Stored records

******************************

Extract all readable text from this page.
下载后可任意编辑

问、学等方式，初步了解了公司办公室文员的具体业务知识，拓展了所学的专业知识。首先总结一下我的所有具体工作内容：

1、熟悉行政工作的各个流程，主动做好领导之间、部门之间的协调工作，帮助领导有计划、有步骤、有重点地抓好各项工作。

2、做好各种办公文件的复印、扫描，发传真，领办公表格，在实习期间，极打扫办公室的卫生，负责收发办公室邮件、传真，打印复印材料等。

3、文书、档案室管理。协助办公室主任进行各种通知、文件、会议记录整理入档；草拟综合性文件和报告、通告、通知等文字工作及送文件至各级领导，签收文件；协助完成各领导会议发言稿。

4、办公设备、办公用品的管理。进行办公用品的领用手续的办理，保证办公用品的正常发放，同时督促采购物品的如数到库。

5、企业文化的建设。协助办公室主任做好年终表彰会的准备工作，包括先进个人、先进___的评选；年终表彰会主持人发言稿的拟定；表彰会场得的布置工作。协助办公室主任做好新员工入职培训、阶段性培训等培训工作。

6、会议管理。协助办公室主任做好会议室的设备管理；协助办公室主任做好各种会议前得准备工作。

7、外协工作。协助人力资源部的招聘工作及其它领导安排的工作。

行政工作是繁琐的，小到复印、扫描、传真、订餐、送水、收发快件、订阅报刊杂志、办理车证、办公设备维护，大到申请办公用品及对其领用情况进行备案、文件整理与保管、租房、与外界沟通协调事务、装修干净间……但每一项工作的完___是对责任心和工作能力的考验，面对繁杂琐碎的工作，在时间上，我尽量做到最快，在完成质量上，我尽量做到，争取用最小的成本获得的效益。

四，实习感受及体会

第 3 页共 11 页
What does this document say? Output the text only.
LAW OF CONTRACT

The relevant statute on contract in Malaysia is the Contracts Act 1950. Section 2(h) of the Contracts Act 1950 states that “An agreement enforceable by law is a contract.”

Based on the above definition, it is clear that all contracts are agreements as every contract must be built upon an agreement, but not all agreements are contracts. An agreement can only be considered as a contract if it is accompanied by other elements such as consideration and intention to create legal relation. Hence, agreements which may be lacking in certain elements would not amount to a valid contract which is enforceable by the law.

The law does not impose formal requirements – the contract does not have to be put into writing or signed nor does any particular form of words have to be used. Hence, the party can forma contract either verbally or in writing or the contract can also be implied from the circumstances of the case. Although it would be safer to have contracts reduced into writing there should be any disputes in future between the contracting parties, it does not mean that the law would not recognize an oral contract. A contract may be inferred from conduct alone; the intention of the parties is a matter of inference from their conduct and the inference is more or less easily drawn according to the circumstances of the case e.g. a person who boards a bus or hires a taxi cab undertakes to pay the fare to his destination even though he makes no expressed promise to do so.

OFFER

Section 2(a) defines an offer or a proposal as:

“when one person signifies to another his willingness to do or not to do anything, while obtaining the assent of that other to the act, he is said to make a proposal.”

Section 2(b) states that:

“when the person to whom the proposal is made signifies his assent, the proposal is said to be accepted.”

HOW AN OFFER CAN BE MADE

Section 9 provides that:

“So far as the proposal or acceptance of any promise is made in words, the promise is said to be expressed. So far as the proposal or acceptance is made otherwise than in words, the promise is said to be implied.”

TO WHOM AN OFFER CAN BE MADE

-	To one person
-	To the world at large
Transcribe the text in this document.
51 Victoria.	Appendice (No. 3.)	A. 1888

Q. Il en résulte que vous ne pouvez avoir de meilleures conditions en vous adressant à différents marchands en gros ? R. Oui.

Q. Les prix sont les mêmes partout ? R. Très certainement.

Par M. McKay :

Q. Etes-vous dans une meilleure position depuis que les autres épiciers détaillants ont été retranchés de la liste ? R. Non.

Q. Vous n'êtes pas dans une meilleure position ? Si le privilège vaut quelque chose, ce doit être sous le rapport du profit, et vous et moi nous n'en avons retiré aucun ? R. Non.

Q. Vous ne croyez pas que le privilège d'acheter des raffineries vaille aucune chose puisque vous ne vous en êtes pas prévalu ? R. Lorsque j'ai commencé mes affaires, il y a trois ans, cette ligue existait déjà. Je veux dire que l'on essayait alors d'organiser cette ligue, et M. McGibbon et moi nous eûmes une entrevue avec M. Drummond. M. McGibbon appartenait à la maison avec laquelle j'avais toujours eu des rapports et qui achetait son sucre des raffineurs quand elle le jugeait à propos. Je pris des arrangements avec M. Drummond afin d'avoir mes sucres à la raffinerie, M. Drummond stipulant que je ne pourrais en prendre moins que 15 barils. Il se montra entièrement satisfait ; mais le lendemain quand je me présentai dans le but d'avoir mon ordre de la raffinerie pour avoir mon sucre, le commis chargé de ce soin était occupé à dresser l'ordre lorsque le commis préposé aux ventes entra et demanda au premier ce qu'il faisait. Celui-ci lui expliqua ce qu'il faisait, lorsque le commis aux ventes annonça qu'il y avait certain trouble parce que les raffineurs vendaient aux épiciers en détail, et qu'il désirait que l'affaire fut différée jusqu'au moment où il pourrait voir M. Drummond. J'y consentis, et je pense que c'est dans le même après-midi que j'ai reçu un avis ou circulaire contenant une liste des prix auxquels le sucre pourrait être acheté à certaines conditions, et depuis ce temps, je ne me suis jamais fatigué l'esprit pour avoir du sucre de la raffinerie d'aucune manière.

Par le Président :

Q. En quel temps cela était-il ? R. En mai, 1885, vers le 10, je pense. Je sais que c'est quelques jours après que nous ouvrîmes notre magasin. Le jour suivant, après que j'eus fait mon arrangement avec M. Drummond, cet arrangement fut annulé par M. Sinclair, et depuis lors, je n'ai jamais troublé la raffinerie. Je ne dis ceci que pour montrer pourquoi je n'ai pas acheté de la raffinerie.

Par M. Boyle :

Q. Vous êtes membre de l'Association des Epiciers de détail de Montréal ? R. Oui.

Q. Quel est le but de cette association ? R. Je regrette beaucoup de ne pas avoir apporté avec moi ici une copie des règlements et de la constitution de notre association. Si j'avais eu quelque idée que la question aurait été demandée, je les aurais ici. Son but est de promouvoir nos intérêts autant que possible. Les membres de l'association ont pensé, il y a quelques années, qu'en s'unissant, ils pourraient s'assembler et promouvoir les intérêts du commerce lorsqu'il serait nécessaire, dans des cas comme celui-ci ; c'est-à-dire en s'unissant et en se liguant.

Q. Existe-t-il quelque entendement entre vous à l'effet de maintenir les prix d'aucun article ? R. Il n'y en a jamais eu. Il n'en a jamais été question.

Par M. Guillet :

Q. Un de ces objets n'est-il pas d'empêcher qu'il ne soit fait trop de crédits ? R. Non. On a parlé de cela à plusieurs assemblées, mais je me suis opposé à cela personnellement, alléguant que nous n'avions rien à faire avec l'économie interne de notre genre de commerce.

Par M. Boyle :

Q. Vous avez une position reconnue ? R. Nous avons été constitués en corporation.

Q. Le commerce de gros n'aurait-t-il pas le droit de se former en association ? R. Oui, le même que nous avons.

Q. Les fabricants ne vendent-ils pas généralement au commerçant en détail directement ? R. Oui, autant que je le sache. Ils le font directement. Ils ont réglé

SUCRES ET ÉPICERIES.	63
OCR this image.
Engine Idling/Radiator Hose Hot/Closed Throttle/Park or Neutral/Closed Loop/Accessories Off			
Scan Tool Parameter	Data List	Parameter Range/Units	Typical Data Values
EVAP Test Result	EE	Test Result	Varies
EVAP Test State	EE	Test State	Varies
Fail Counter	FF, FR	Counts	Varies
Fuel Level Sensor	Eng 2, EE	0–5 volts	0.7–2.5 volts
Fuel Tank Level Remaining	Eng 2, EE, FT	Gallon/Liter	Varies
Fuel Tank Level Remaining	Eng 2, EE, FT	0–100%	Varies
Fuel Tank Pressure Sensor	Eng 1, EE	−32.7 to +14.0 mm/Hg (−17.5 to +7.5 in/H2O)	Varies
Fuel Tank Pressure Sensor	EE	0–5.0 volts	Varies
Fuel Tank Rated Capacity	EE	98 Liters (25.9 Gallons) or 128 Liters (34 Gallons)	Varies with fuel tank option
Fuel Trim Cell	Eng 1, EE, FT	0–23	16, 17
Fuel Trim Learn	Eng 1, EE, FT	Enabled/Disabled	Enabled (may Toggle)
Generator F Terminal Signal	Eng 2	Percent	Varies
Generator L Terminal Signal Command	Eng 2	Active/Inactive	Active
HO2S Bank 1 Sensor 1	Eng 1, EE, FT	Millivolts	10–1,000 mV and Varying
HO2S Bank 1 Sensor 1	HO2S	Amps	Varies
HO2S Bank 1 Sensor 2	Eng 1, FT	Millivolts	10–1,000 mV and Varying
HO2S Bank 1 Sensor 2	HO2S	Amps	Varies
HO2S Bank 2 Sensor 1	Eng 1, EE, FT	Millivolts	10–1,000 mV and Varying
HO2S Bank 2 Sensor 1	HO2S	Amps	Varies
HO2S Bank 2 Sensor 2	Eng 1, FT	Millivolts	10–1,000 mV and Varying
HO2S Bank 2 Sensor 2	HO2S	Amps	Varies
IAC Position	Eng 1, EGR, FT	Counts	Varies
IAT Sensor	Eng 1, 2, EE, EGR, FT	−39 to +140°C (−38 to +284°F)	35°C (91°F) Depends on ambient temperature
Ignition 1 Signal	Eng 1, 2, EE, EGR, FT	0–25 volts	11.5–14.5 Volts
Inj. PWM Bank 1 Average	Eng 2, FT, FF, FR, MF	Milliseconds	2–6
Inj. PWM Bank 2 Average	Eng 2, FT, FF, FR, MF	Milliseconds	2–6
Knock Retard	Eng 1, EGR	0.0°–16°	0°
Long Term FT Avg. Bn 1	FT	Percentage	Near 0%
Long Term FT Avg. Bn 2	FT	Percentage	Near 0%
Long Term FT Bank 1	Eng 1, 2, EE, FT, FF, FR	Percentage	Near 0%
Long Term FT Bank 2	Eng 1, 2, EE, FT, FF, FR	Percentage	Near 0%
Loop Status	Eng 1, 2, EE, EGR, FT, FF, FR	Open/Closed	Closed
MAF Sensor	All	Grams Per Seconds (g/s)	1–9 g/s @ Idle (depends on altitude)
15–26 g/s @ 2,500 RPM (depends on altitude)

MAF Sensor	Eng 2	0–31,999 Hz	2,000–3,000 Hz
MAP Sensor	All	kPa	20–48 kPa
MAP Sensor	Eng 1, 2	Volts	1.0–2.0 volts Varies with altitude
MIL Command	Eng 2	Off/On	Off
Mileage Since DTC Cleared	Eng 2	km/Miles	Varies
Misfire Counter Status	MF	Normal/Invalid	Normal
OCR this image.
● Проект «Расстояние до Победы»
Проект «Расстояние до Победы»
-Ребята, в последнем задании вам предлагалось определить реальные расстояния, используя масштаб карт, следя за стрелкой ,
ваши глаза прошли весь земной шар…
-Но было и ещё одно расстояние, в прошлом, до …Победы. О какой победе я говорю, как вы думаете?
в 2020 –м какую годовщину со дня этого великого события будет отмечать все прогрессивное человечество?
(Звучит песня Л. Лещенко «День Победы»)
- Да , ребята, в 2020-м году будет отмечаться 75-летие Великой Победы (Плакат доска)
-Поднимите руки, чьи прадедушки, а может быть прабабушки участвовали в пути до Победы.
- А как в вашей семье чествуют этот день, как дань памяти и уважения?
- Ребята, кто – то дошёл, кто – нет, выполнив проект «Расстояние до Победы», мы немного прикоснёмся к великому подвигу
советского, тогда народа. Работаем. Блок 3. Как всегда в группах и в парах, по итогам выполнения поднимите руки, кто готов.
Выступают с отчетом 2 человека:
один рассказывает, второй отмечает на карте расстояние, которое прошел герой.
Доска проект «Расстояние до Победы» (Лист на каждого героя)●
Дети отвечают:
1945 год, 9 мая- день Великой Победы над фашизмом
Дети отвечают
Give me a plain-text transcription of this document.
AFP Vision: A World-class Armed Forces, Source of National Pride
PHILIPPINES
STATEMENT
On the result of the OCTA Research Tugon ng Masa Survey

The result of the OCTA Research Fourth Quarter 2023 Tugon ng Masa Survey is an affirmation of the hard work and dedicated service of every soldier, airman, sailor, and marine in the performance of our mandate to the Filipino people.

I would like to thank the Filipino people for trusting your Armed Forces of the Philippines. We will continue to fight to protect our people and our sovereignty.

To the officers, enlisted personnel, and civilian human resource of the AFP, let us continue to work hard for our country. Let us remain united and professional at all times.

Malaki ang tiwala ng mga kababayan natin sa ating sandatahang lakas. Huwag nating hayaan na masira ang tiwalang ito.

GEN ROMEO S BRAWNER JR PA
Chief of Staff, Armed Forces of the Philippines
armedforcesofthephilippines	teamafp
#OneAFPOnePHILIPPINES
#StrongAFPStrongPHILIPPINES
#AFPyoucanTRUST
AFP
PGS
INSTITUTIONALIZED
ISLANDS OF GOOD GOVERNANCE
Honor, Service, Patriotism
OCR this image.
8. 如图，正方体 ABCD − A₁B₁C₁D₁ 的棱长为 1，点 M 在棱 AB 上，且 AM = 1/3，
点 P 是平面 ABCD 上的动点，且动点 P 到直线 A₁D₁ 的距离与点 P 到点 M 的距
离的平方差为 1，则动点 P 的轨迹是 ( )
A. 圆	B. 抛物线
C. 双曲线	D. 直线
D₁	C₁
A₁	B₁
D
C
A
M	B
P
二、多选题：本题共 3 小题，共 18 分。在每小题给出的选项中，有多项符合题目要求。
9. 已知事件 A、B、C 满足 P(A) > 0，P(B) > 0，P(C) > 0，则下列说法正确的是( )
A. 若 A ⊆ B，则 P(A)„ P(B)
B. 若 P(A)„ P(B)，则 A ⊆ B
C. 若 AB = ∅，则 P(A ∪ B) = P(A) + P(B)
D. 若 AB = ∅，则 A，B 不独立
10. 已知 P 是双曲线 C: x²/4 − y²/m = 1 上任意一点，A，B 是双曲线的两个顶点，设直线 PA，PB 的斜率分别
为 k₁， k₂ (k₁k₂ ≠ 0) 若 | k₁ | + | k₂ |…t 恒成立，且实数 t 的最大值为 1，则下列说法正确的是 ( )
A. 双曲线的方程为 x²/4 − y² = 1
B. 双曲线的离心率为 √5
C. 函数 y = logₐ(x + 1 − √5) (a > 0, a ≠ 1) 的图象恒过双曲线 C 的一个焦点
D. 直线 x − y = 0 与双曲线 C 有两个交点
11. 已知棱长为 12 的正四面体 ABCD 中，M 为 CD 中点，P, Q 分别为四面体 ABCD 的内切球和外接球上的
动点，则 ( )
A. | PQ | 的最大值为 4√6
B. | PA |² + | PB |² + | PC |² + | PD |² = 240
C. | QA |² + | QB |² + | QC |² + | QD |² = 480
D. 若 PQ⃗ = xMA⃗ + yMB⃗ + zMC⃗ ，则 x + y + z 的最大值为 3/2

******************************

◆ **WHAT YOU SHOULD DO**: Locate all lines that include the word "Terminal" and copy them out.

◆ **TASK OUTPUT**:
Generator F Terminal Signal	Eng 2	Percent	Varies
Generator L Terminal Signal Command	Eng 2	Active/Inactive	Active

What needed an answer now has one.